Extracted text:
──────

More than half of respondents (52%) said the legislative package would hurt their businesses, only 11.5% say the package will have a positive effect and 6.5% say it will have no effect. A large majority of 82% say that the package doesn’t provide enough support for small and medium sized businesses, and fewer than one-quarter of businesses(22%) support the package.
Respondents weren’t just scathing about the Government’s legislative package, most questioned the need to act at all. 71% of respondents answered no to the question “Do you agree that Australia needs to tackle climate change by putting a price on carbon [dioxide]?”, 73% said the package does not provide enough support for exposed industries, and 64% that not enough support is provided for households.
Princeton University Professor of Physics, Will Happer, and author of The Truth About Greenhouse Gases, argues that the supposed environmental ill effects of increasing carbon dioxide levels are the result of calculations by flawed computer models, in which water vapour and clouds incorrectly multiply the modest direct warming up to 10 times.
“Did the world have just the right concentration of carbon dioxide at the pre-industrial level of 270 parts per million”, he asks? Happer points out (i) that most plants stop growing if carbon dioxide levels drop below 150 ppm; and (ii) that we are therefore better off with our current 390 ppm than with the preindustrial 270 ppm, and would be better off still with even higher carbon dioxide.
Both the United States Navy and NASA have performed studies of human tolerance to carbon dioxide, as a result of which the navy recommends an upper limit of about 8,000 ppm for submarine travel and NASA an upper limit of 5,000 ppm for space travel.
Atmospheric carbon dioxide levels should therefore be above 150 ppm to avoid harming green plants, and below 5,000 ppm to avoid harming people. Other things being equal, doubling the current carbon dioxide level in the atmosphere will increase the surface temperature by about 1 deg. C, and aid plant growth by fertilization. These effects are environmentally beneficial.

──────

[Data entries]
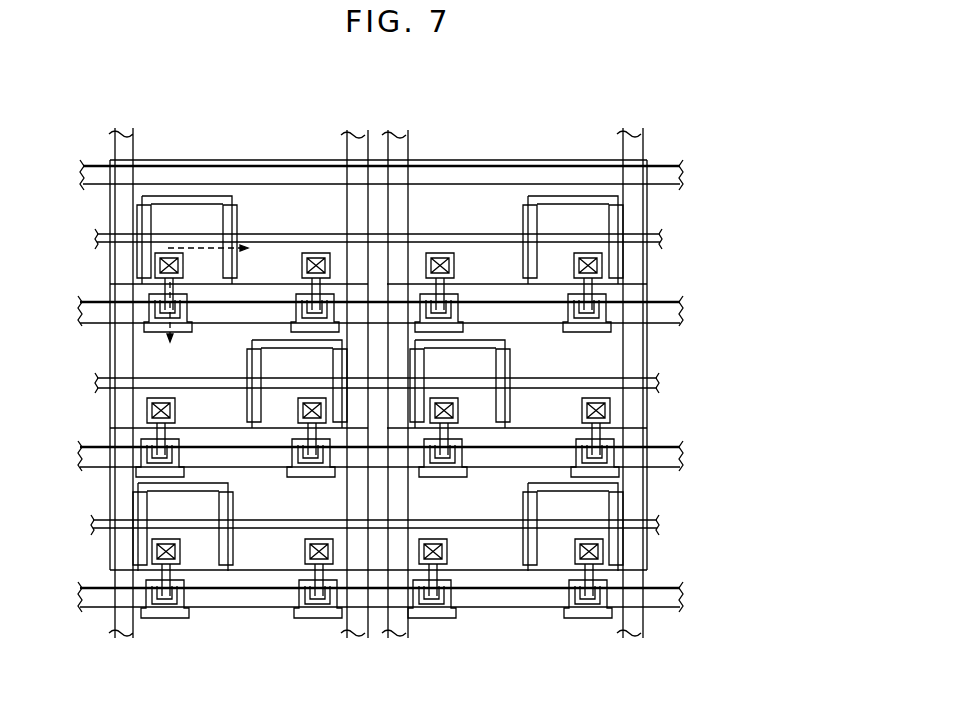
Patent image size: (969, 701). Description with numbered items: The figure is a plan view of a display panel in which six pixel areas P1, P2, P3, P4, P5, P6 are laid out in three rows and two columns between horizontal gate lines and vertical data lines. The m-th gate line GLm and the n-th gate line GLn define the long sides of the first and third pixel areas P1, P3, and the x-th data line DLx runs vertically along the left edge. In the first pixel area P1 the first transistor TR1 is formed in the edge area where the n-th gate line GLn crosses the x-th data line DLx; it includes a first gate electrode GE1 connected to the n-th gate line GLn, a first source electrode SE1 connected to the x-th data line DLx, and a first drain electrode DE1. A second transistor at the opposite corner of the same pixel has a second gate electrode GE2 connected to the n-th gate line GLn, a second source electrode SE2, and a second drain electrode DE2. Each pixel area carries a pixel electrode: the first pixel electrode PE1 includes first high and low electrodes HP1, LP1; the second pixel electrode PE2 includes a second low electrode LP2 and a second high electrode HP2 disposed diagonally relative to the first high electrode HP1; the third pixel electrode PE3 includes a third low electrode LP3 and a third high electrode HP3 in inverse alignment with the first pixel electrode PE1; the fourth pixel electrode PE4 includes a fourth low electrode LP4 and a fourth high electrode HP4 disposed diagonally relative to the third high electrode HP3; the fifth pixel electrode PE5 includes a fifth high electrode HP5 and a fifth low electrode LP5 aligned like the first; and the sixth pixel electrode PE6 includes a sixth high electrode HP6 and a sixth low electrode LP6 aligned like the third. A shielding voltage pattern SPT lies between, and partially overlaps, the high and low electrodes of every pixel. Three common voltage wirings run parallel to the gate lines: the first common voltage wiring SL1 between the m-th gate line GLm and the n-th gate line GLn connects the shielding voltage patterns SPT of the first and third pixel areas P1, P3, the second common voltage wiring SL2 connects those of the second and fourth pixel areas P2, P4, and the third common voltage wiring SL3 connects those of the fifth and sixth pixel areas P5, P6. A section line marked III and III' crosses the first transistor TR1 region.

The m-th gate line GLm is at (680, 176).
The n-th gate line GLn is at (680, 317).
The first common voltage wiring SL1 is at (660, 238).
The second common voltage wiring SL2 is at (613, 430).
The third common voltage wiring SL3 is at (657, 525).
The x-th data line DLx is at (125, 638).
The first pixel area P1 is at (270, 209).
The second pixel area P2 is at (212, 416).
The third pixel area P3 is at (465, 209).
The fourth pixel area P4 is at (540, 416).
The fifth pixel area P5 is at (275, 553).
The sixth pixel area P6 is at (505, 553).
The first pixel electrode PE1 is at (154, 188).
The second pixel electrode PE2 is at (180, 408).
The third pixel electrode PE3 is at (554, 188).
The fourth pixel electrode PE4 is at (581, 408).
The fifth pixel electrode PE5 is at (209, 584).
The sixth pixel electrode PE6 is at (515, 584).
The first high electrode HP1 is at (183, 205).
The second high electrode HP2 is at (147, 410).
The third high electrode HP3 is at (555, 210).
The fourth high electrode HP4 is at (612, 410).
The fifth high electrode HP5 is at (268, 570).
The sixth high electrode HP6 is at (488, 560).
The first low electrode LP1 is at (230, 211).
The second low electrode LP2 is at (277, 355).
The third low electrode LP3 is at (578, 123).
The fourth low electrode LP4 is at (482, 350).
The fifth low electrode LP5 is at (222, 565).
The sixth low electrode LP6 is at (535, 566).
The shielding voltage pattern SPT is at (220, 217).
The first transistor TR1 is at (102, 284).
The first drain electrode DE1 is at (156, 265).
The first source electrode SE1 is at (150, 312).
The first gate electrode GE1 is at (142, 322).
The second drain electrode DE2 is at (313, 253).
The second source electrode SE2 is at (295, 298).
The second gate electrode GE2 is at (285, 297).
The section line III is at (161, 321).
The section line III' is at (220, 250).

──────

Work to do:
1. Please rewrite the paragraph in the carbon dioxide text that begins "More than half of respondents" as a short list that keeps its main facts.
2. Extend the carbon dioxide text beyond its final sentence.

Task-by-task outputs:
1.
- 52% of respondents said the legislative package would hurt their businesses.
- 11.5% said it would have a positive effect, and 6.5% said it would have no effect.
- 82% said it doesn't give enough support to small and medium-sized businesses.
- Only 22% of businesses support the package.

2.
Danish scientist Henrik Svensmark has long argued that the flux of cosmic rays received by Earth, which is modulated by both the Earth’s and the Sun’s magnetic fields, has a significant climatic effect. In particular, times of intense solar activity and enhanced magnetic field act as a barrier to incoming rays that diminishes the number that penetrate the atmosphere. It is observed that incoming cosmic rays collide with ions in the upper atmosphere, fragmenting them and causing a downward cascade of tiny sub-atomic particle. Such particles can aggregate into cloud condensation nuclei, and a reduction in their rate of formation is therefore expected to reduce cloud cover and hence cause warming. Strong evidence exists for such a chain of processes, including both preliminary particle experiments by Svensmark’s research group and data from the geological record.
On August 25th, Jasper Kirby and 62 other scientists from 17 research institutes published in Nature the long awaited results of the CERN CLOUD experiment. CERN is the European particle accelerator laboratory, and these scientists announced that big effects were produced by accelerator pions (simulating cosmic rays) ionizing the air in the experimental chamber to promote the formation of clusters of sulphuric acid and water molecules – which are aerosols of the kind that can grow into the cloud condensation nuclei around which cloud droplets form.
CERN stated in their press release that:
The CLOUD experiment has been designed to study the effect of cosmic rays on the formation of atmospheric aerosols – tiny liquid or solid particles suspended in the atmosphere – under controlled laboratory conditions. Atmospheric aerosols are thought to be responsible for a large fraction of the seeds that form cloud droplets. Understanding the process of aerosol formation is therefore important for understanding the climate.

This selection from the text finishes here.